:: Short exercise ::
Report all lines from the entries below in which "Florida" appears.

:: Raw records ::
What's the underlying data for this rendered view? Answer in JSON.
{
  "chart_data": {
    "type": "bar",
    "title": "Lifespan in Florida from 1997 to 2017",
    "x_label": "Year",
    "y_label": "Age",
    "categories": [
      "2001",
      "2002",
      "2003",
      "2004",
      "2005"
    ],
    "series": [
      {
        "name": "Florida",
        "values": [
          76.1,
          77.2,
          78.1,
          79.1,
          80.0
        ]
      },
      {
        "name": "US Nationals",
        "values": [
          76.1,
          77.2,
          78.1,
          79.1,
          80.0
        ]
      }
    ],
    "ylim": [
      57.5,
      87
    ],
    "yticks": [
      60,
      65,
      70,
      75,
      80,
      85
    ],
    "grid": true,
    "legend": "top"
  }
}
---
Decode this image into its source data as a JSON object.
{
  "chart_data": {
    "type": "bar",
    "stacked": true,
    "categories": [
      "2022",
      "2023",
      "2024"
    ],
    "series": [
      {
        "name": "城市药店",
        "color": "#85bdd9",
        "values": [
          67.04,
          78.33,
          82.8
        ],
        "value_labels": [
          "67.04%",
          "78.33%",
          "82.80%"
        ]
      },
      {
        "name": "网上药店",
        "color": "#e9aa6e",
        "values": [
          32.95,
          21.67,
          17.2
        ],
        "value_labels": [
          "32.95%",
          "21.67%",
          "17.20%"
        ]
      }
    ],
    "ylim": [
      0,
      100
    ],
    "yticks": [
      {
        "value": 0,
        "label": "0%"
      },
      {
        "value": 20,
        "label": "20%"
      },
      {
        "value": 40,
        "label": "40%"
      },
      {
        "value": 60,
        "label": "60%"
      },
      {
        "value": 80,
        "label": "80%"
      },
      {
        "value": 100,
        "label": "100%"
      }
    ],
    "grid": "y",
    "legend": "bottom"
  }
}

:: Output below ::
    "title": "Lifespan in Florida from 1997 to 2017",
        "name": "Florida",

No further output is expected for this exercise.